Extracted material
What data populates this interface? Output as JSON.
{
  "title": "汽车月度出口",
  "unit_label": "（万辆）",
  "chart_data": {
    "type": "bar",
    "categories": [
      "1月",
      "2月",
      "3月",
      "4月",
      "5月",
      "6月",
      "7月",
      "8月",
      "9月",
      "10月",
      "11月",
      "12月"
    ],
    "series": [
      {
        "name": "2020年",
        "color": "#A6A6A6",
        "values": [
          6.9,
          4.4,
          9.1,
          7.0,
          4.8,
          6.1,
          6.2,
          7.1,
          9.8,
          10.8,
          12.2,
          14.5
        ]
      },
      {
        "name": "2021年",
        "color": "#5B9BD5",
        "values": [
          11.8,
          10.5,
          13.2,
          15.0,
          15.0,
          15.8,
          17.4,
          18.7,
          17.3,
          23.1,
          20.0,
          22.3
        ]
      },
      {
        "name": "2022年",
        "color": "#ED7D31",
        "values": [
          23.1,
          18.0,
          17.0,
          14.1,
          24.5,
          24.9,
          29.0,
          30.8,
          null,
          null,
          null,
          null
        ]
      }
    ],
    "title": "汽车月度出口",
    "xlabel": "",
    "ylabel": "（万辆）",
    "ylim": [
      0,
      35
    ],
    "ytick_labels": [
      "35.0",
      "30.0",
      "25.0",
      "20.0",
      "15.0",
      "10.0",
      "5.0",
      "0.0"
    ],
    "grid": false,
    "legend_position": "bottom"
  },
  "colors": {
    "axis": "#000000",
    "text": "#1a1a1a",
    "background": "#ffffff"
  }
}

Task description
In this exercise, repeat all entries exactly.

Output below
What data populates this interface? Output as JSON.
{
  "title": "汽车月度出口",
  "unit_label": "（万辆）",
  "chart_data": {
    "type": "bar",
    "categories": [
      "1月",
      "2月",
      "3月",
      "4月",
      "5月",
      "6月",
      "7月",
      "8月",
      "9月",
      "10月",
      "11月",
      "12月"
    ],
    "series": [
      {
        "name": "2020年",
        "color": "#A6A6A6",
        "values": [
          6.9,
          4.4,
          9.1,
          7.0,
          4.8,
          6.1,
          6.2,
          7.1,
          9.8,
          10.8,
          12.2,
          14.5
        ]
      },
      {
        "name": "2021年",
        "color": "#5B9BD5",
        "values": [
          11.8,
          10.5,
          13.2,
          15.0,
          15.0,
          15.8,
          17.4,
          18.7,
          17.3,
          23.1,
          20.0,
          22.3
        ]
      },
      {
        "name": "2022年",
        "color": "#ED7D31",
        "values": [
          23.1,
          18.0,
          17.0,
          14.1,
          24.5,
          24.9,
          29.0,
          30.8,
          null,
          null,
          null,
          null
        ]
      }
    ],
    "title": "汽车月度出口",
    "xlabel": "",
    "ylabel": "（万辆）",
    "ylim": [
      0,
      35
    ],
    "ytick_labels": [
      "35.0",
      "30.0",
      "25.0",
      "20.0",
      "15.0",
      "10.0",
      "5.0",
      "0.0"
    ],
    "grid": false,
    "legend_position": "bottom"
  },
  "colors": {
    "axis": "#000000",
    "text": "#1a1a1a",
    "background": "#ffffff"
  }
}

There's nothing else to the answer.